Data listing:
------------------------------------------------------------------------
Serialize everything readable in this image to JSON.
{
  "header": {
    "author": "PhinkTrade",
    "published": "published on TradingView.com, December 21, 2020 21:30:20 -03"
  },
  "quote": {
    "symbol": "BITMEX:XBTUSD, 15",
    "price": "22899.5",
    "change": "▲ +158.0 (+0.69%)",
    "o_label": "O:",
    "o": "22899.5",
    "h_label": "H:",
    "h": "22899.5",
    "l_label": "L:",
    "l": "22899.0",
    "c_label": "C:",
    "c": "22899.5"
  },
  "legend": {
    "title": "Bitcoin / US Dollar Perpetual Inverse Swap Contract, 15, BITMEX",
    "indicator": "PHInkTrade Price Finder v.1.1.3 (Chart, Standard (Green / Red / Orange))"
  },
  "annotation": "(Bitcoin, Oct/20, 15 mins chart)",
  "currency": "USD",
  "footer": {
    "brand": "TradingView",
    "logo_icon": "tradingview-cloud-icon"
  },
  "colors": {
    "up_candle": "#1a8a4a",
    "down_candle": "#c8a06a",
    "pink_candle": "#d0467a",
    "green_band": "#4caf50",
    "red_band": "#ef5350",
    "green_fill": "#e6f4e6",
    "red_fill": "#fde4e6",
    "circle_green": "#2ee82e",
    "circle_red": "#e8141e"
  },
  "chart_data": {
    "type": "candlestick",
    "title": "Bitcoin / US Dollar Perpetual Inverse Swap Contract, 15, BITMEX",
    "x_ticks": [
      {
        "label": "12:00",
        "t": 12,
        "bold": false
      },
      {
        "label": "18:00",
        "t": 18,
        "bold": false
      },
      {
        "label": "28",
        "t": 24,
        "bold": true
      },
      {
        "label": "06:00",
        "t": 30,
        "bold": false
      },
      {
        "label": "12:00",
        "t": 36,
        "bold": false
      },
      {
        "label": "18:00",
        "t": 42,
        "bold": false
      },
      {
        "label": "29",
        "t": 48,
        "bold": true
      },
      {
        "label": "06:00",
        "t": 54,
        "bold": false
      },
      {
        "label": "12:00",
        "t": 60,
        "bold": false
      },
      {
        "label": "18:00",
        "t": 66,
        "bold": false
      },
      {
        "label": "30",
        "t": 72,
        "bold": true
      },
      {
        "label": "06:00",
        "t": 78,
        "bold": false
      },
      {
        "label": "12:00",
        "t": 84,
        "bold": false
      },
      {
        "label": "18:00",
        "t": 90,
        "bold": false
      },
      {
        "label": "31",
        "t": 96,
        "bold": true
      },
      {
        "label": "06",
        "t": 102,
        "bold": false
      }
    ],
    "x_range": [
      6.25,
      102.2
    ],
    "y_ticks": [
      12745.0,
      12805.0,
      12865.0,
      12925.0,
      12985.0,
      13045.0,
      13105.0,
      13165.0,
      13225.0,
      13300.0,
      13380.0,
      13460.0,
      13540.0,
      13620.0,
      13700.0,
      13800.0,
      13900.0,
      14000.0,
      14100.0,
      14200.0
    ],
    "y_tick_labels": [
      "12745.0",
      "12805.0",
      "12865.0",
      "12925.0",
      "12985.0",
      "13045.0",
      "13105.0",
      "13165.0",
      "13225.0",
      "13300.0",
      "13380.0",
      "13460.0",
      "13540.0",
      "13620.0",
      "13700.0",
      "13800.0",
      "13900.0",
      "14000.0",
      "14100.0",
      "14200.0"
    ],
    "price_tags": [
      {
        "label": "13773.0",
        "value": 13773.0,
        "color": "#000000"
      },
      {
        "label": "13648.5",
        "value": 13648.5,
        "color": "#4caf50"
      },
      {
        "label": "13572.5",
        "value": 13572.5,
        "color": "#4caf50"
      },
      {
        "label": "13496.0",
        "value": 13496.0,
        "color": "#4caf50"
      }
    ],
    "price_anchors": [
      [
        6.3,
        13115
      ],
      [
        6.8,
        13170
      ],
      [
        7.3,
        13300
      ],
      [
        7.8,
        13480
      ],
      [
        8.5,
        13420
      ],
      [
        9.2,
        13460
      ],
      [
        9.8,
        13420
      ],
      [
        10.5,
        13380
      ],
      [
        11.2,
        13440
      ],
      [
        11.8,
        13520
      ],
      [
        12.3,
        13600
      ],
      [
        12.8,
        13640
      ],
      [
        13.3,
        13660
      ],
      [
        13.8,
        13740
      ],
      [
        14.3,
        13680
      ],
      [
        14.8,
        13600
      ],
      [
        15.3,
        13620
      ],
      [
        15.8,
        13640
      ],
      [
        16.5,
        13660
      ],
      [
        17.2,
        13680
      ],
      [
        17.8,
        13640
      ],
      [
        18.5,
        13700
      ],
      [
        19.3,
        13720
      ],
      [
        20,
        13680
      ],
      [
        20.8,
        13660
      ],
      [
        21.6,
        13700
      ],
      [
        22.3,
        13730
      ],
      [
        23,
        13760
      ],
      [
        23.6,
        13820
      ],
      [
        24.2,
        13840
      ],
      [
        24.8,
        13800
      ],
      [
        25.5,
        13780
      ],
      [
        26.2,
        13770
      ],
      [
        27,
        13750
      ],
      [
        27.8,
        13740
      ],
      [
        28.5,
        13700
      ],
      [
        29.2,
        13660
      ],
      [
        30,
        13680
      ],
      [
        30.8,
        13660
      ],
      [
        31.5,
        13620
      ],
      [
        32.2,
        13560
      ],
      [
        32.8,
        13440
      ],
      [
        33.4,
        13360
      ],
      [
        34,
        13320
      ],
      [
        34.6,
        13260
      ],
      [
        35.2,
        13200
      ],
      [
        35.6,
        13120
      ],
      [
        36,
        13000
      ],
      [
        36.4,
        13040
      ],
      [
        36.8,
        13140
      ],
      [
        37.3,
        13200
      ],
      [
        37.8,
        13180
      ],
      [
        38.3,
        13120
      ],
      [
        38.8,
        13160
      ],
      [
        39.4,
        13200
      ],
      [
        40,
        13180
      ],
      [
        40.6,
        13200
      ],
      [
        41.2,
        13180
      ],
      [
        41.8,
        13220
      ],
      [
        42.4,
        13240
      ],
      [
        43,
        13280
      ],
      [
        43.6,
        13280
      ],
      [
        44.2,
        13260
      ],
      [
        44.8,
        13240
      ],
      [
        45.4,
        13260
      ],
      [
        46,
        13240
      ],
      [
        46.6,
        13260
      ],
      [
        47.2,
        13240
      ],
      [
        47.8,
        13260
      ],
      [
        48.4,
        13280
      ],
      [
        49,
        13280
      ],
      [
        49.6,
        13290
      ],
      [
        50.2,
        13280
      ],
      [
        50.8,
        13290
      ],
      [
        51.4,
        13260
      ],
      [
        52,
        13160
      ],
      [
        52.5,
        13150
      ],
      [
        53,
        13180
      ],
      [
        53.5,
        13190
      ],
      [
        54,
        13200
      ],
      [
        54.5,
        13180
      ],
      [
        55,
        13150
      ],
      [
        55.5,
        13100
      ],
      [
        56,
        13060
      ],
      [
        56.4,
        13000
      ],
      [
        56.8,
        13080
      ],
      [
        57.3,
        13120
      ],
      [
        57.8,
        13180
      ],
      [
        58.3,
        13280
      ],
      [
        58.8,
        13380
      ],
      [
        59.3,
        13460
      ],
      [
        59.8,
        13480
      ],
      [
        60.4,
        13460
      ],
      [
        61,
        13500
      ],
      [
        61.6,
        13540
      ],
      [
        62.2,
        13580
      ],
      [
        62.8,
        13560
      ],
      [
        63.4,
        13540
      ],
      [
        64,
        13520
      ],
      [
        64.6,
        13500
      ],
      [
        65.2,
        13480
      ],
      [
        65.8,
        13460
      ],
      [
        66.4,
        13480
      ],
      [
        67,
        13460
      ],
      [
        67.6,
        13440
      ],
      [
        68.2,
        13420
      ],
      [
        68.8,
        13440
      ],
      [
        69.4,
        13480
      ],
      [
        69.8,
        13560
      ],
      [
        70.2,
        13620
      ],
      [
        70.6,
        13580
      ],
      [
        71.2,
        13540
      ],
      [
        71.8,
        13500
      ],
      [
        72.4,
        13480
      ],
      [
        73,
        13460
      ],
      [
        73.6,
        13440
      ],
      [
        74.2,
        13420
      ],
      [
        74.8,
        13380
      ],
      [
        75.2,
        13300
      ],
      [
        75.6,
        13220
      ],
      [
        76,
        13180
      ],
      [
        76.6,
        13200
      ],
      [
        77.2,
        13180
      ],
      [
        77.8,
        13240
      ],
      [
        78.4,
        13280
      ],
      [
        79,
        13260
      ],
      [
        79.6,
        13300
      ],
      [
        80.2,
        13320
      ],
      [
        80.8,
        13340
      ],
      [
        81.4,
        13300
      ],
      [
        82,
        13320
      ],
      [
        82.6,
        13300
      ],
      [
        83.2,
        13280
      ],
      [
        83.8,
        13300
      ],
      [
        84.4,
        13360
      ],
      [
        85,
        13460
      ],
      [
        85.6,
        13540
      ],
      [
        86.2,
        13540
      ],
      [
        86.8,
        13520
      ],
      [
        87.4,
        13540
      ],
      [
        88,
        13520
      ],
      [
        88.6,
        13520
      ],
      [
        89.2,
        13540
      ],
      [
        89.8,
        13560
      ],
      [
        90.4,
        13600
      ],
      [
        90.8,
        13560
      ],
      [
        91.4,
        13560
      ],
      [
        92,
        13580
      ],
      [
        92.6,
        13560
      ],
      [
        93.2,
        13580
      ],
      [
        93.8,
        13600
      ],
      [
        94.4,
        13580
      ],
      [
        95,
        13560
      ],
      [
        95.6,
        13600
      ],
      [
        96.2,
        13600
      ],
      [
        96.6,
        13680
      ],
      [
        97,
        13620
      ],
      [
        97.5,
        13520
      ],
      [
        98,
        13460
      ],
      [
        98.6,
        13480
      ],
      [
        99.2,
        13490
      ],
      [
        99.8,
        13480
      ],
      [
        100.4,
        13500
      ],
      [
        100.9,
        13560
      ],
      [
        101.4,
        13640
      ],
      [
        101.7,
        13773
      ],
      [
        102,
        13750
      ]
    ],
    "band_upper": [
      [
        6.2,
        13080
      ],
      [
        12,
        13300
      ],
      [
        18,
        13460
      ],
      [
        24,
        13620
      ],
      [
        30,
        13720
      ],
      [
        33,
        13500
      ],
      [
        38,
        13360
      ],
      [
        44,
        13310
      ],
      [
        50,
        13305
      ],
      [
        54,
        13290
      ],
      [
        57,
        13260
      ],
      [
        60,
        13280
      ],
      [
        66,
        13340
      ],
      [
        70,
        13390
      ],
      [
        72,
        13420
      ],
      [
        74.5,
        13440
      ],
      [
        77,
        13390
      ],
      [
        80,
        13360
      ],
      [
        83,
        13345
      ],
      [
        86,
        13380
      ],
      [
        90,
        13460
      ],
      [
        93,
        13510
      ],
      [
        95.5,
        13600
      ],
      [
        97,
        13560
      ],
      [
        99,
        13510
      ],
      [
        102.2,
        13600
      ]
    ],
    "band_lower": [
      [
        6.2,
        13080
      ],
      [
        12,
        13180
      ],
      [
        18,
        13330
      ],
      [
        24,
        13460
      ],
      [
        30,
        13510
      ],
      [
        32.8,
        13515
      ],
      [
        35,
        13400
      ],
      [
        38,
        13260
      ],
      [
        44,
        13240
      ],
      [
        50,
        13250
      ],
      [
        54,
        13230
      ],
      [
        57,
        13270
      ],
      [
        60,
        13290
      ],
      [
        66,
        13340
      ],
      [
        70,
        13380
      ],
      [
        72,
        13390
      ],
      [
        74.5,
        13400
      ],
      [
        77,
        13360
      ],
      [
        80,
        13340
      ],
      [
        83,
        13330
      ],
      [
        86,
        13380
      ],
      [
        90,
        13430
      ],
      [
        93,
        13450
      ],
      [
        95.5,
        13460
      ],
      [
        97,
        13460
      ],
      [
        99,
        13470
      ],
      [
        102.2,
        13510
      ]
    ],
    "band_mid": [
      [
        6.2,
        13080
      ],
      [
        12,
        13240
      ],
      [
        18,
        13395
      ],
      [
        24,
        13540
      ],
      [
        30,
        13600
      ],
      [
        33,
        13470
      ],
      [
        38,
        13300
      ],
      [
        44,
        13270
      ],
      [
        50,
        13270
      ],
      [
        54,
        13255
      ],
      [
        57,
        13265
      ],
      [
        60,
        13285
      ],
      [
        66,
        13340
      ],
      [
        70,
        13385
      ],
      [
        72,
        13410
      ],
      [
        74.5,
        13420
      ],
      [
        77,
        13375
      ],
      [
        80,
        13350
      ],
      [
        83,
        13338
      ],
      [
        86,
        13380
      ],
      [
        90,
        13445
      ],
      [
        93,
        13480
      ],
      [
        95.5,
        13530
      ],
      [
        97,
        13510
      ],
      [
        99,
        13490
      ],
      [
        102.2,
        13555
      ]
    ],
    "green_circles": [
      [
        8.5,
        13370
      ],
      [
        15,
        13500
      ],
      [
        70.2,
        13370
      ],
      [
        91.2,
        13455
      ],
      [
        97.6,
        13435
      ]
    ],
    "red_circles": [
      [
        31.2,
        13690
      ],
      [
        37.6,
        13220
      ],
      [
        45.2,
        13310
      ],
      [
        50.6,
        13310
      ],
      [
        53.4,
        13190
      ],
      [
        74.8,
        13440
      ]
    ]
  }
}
------------------------------------------------------------------------
Show, from the listing above, each line that contains the word "value".

        "value": 13773.0,
        "value": 13648.5,
        "value": 13572.5,
        "value": 13496.0,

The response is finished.